◆ Description of the task
Exactly reproduce the lines from the line bearing "What does this" through the end of the listing, inclusive of both; pictures are to be omitted.

[Items listed in a dataset]
....................

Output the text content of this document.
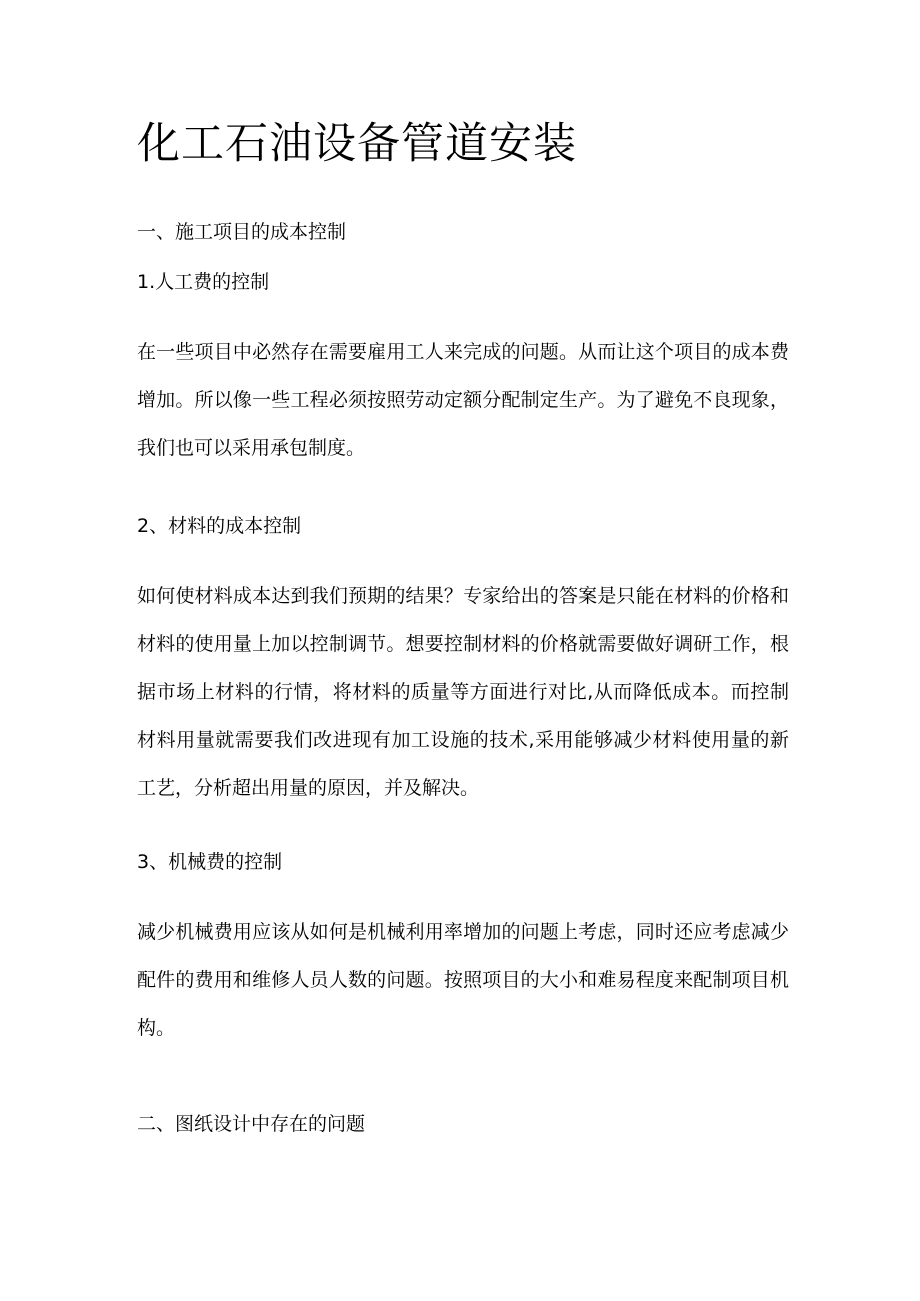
化工石油设备管道安装
一、施工项目的成本控制
1.人工费的控制

在一些项目中必然存在需要雇用工人来完成的问题。从而让这个项目的成本费增加。所以像一些工程必须按照劳动定额分配制定生产。为了避免不良现象，我们也可以采用承包制度。

2、材料的成本控制

如何使材料成本达到我们预期的结果？专家给出的答案是只能在材料的价格和材料的使用量上加以控制调节。想要控制材料的价格就需要做好调研工作，根据市场上材料的行情，将材料的质量等方面进行对比,从而降低成本。而控制材料用量就需要我们改进现有加工设施的技术,采用能够减少材料使用量的新工艺，分析超出用量的原因，并及解决。

3、机械费的控制

减少机械费用应该从如何是机械利用率增加的问题上考虑，同时还应考虑减少配件的费用和维修人员人数的问题。按照项目的大小和难易程度来配制项目机构。

二、图纸设计中存在的问题
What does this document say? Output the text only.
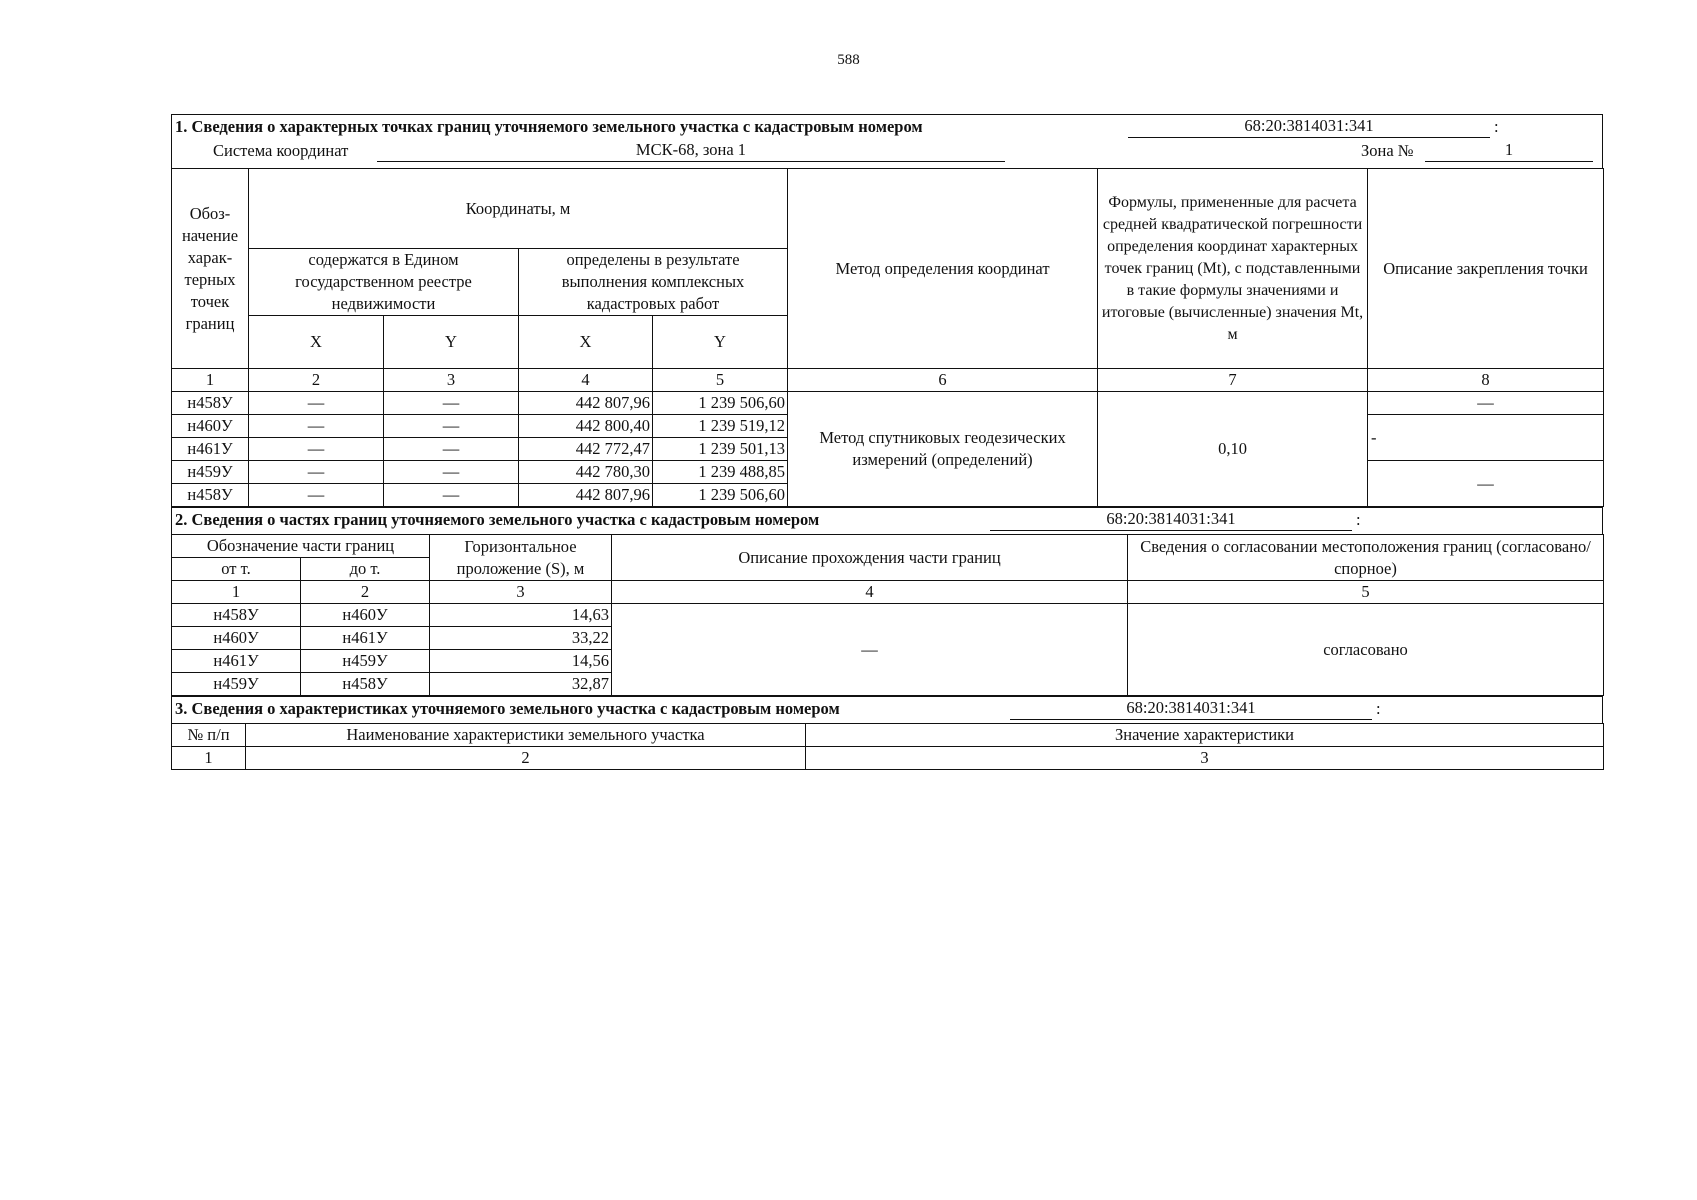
588
1. Сведения о характерных точках границ уточняемого земельного участка с кадастровым номером	68:20:3814031:341	:
Система координат	МСК-68, зона 1	Зона №	1
Обоз-начение харак-терных точек границ	Координаты, м				Метод определения координат	Формулы, примененные для расчета средней квадратической погрешности определения координат характерных точек границ (Mt), с подставленными в такие формулы значениями и итоговые (вычисленные) значения Mt, м	Описание закрепления точки
	содержатся в Едином государственном реестре недвижимости		определены в результате выполнения комплексных кадастровых работ				
	X	Y	X	Y			
1	2	3	4	5	6	7	8
н458У	—	—	442 807,96	1 239 506,60	Метод спутниковых геодезических измерений (определений)	0,10	—
н460У	—	—	442 800,40	1 239 519,12			-
н461У	—	—	442 772,47	1 239 501,13			
н459У	—	—	442 780,30	1 239 488,85			—
н458У	—	—	442 807,96	1 239 506,60			
2. Сведения о частях границ уточняемого земельного участка с кадастровым номером	68:20:3814031:341	:
Обозначение части границ		Горизонтальное проложение (S), м	Описание прохождения части границ	Сведения о согласовании местоположения границ (согласовано/спорное)
от т.	до т.			
1	2	3	4	5
н458У	н460У	14,63	—	согласовано
н460У	н461У	33,22		
н461У	н459У	14,56		
н459У	н458У	32,87		
3. Сведения о характеристиках уточняемого земельного участка с кадастровым номером	68:20:3814031:341	:
№ п/п	Наименование характеристики земельного участка	Значение характеристики
1	2	3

....................

◆ Final answer
What does this document say? Output the text only.
588
1. Сведения о характерных точках границ уточняемого земельного участка с кадастровым номером	68:20:3814031:341	:
Система координат	МСК-68, зона 1	Зона №	1
Обоз-начение харак-терных точек границ	Координаты, м				Метод определения координат	Формулы, примененные для расчета средней квадратической погрешности определения координат характерных точек границ (Mt), с подставленными в такие формулы значениями и итоговые (вычисленные) значения Mt, м	Описание закрепления точки
	содержатся в Едином государственном реестре недвижимости		определены в результате выполнения комплексных кадастровых работ				
	X	Y	X	Y			
1	2	3	4	5	6	7	8
н458У	—	—	442 807,96	1 239 506,60	Метод спутниковых геодезических измерений (определений)	0,10	—
н460У	—	—	442 800,40	1 239 519,12			-
н461У	—	—	442 772,47	1 239 501,13			
н459У	—	—	442 780,30	1 239 488,85			—
н458У	—	—	442 807,96	1 239 506,60			
2. Сведения о частях границ уточняемого земельного участка с кадастровым номером	68:20:3814031:341	:
Обозначение части границ		Горизонтальное проложение (S), м	Описание прохождения части границ	Сведения о согласовании местоположения границ (согласовано/спорное)
от т.	до т.			
1	2	3	4	5
н458У	н460У	14,63	—	согласовано
н460У	н461У	33,22		
н461У	н459У	14,56		
н459У	н458У	32,87		
3. Сведения о характеристиках уточняемого земельного участка с кадастровым номером	68:20:3814031:341	:
№ п/п	Наименование характеристики земельного участка	Значение характеристики
1	2	3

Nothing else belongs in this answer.